Extract every line that includes the string "label".

*** Input material

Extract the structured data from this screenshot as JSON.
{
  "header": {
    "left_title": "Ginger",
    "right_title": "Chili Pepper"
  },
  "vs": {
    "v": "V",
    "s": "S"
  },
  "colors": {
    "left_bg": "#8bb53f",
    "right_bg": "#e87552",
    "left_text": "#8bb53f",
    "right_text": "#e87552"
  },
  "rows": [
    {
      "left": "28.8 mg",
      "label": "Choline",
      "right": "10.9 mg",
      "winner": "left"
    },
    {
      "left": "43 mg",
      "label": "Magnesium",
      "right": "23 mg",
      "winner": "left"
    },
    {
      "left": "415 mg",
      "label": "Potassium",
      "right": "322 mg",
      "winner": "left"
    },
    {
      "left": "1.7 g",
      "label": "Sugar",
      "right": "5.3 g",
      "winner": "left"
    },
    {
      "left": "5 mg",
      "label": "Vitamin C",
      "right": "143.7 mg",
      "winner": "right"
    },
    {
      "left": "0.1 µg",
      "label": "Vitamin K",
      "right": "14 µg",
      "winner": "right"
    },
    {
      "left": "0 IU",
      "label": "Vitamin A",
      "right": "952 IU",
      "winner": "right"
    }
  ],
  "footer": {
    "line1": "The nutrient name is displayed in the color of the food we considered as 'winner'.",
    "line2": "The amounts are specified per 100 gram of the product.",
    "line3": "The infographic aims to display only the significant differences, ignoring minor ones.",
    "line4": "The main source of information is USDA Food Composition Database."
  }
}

******

* Full answer *
      "label": "Choline",
      "label": "Magnesium",
      "label": "Potassium",
      "label": "Sugar",
      "label": "Vitamin C",
      "label": "Vitamin K",
      "label": "Vitamin A",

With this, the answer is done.